* **TO DO**: How many of the lines below contain the word "Correlation"? Reply with the number alone.

* **MATERIAL FOR THIS TASK**:
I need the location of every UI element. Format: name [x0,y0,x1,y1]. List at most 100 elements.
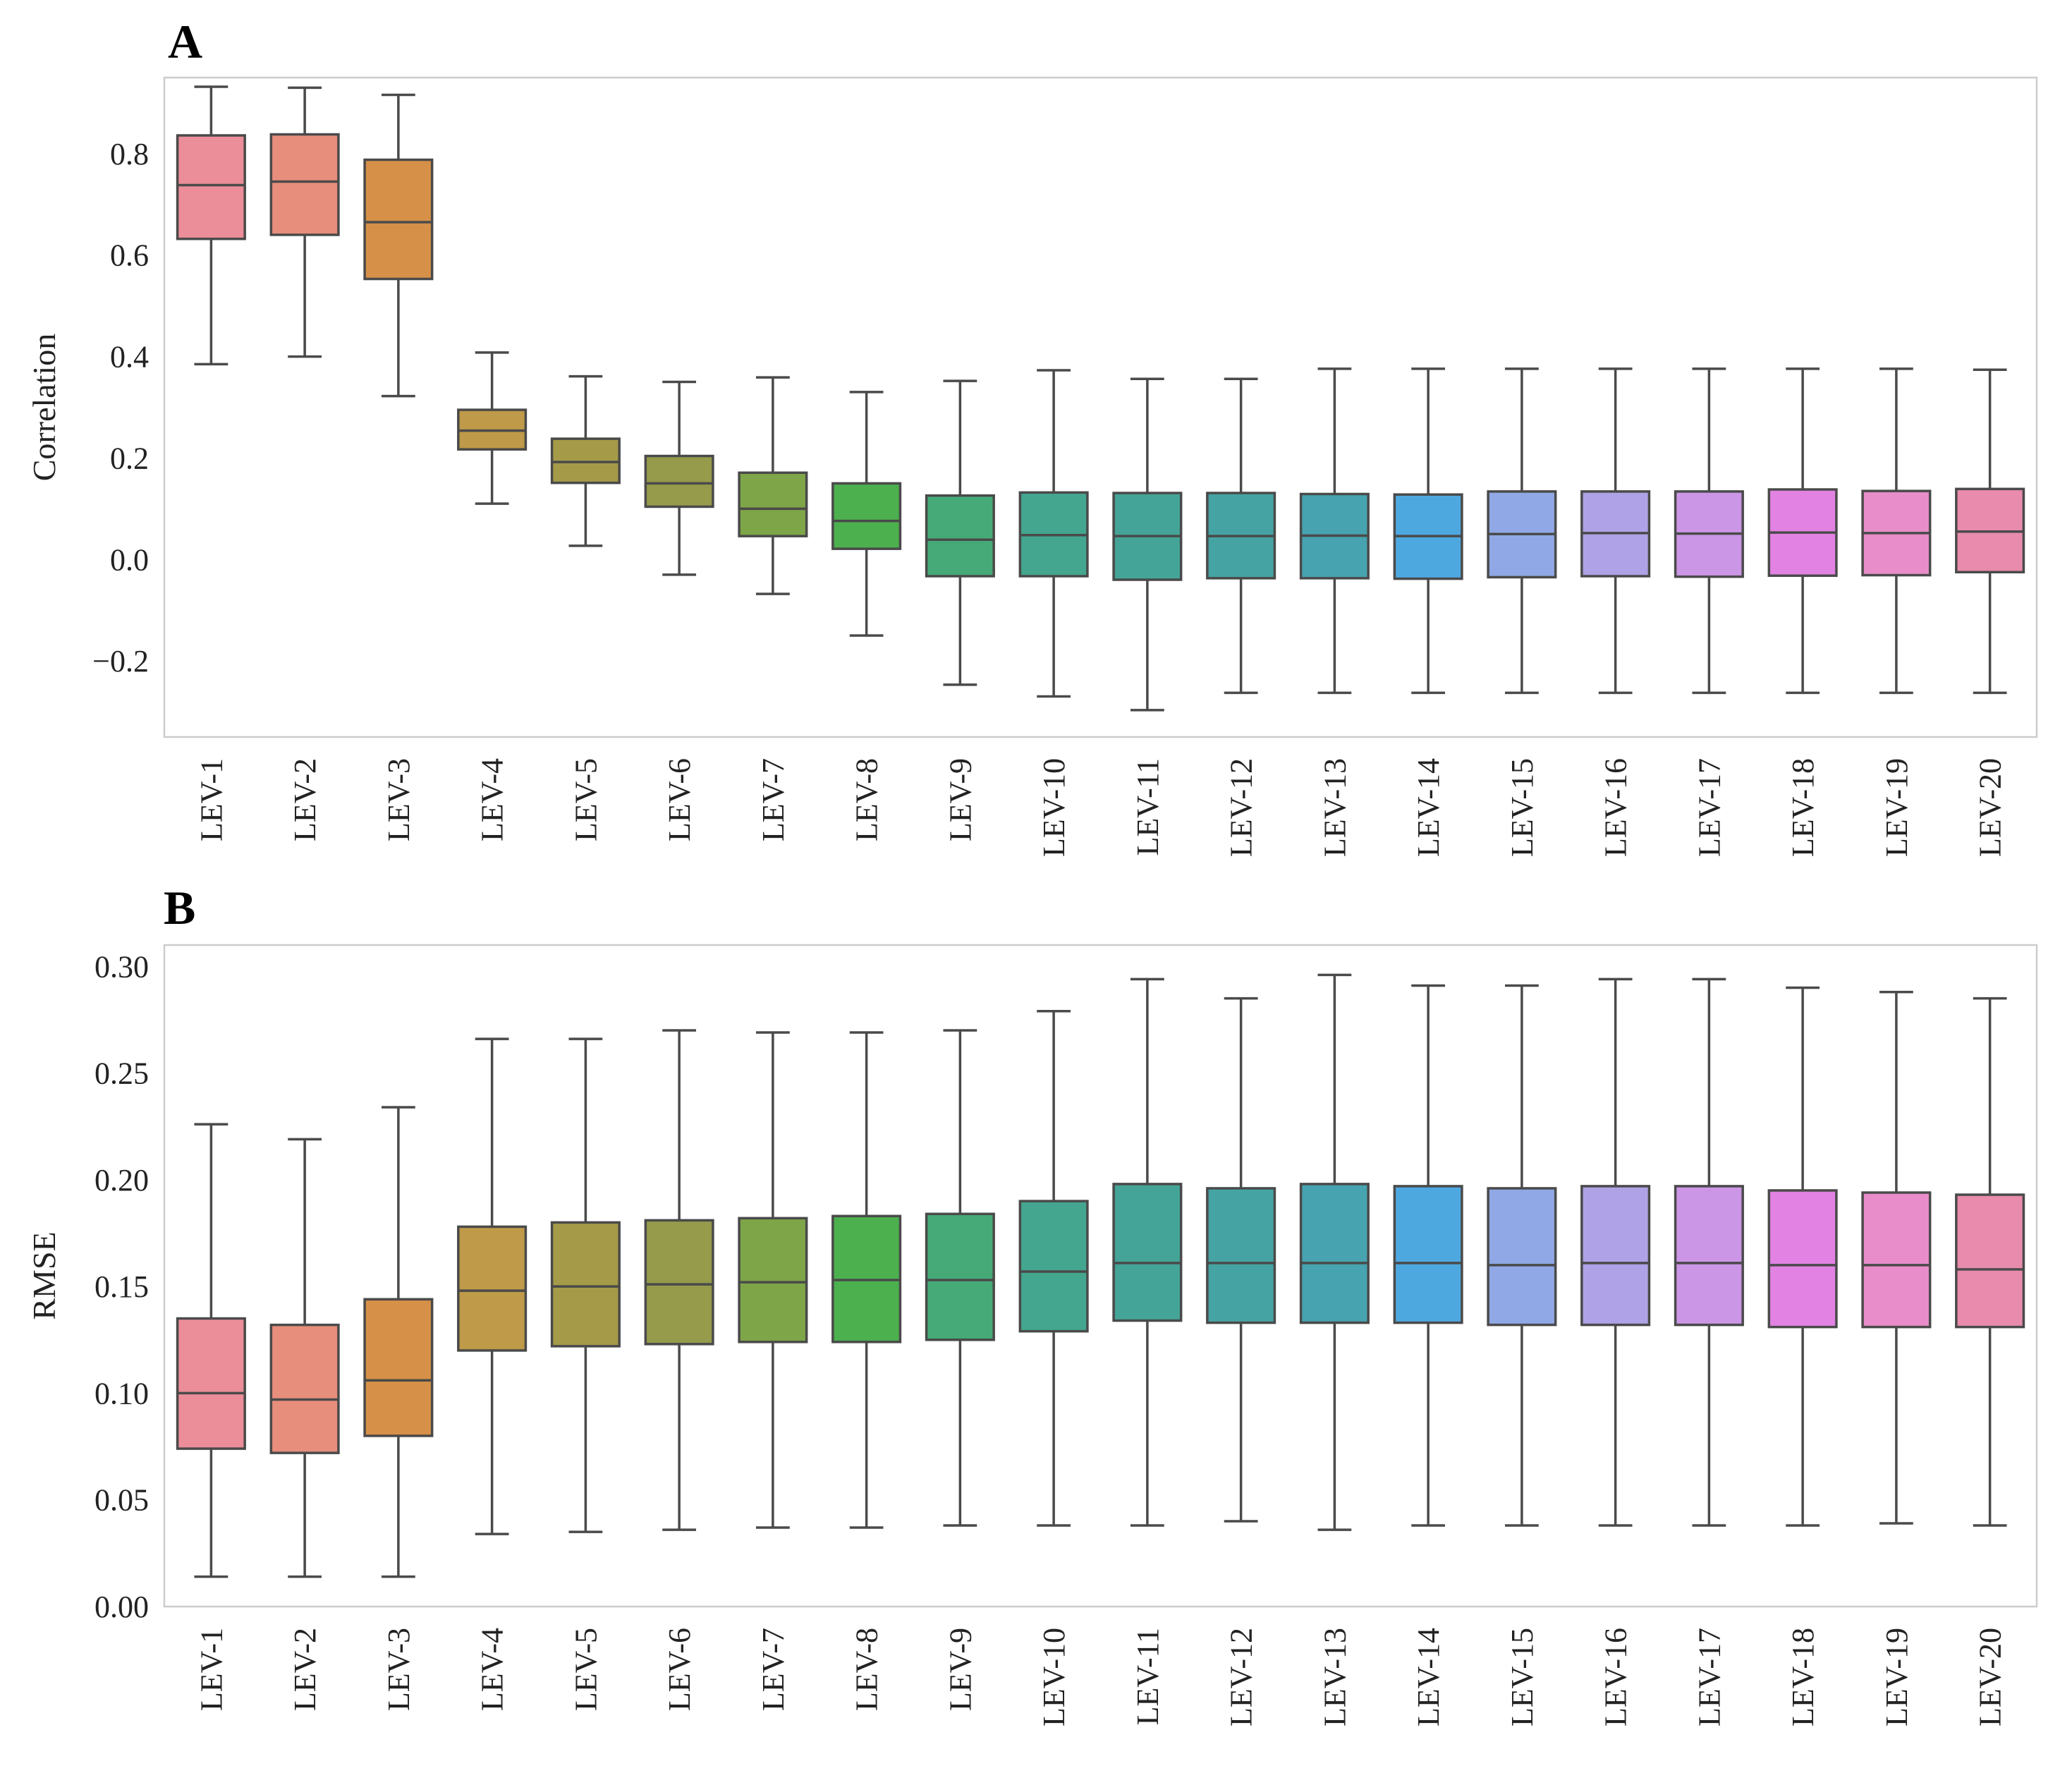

==

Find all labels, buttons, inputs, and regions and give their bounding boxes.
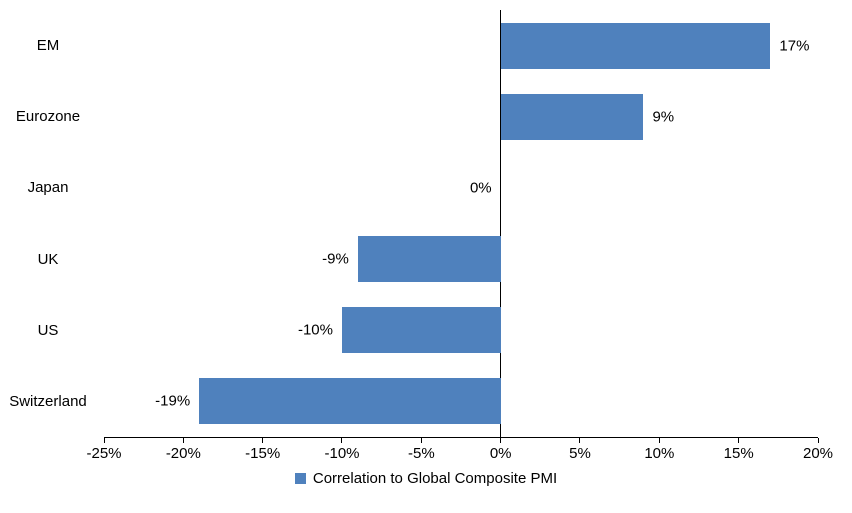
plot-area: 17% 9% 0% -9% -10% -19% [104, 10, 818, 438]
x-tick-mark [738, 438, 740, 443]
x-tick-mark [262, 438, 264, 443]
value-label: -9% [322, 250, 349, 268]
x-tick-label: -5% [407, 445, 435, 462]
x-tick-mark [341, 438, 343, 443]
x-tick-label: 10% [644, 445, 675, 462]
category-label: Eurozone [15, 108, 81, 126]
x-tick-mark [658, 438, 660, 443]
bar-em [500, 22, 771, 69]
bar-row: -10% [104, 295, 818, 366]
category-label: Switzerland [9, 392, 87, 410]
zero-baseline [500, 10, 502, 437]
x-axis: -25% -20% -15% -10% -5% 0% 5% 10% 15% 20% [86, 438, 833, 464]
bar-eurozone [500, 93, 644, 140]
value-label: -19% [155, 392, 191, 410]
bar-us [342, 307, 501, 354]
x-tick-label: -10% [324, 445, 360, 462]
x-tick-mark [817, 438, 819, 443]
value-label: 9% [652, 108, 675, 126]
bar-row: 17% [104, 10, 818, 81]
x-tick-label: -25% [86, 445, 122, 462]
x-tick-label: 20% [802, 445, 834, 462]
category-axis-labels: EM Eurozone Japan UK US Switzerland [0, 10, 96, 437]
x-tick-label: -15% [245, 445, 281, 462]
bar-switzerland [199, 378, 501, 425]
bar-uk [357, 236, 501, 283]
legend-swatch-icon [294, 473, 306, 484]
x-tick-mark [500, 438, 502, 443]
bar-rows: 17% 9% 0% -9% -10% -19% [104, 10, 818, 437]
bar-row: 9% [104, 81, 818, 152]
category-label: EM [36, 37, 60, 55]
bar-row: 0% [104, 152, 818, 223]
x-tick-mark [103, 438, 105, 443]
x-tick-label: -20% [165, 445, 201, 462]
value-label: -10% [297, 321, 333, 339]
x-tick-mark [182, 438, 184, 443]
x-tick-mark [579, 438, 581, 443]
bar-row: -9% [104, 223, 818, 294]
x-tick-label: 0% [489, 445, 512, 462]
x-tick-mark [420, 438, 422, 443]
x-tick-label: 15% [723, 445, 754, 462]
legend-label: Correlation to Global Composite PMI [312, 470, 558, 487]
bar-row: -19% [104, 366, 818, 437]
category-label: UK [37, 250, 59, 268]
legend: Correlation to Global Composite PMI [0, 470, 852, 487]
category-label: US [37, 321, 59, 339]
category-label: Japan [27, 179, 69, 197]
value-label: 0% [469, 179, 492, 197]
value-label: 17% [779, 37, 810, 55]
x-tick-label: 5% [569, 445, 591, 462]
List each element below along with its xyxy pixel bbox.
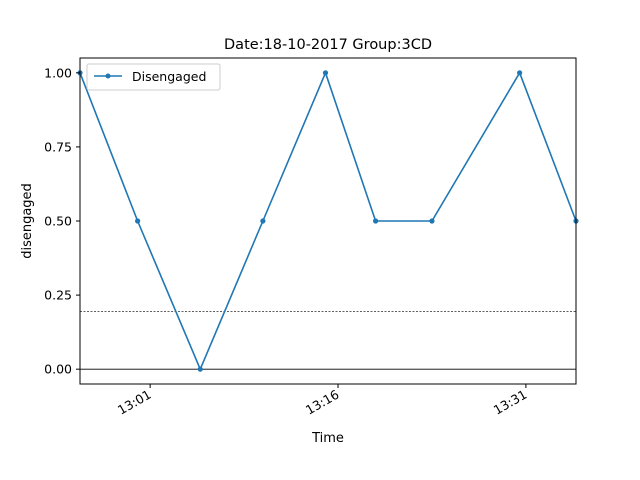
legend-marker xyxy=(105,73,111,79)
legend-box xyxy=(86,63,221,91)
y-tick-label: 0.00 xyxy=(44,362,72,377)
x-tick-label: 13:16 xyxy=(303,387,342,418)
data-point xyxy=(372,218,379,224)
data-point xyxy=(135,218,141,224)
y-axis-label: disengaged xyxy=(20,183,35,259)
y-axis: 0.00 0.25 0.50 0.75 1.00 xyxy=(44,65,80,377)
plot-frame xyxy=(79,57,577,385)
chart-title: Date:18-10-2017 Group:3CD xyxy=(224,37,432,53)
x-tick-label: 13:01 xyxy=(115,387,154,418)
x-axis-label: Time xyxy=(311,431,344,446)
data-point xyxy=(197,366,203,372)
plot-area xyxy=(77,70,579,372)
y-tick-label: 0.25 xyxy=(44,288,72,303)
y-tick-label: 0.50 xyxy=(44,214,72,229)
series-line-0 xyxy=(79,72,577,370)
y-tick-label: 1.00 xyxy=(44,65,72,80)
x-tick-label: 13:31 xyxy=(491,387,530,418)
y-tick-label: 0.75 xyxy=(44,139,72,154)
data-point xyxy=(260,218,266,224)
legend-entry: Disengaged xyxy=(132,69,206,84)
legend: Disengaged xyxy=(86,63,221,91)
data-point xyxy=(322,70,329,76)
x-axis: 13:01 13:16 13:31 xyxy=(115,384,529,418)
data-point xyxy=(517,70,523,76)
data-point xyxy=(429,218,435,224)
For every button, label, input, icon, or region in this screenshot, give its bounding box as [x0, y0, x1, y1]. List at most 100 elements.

* **SOLUTION TO THIS PROBLEM**: 2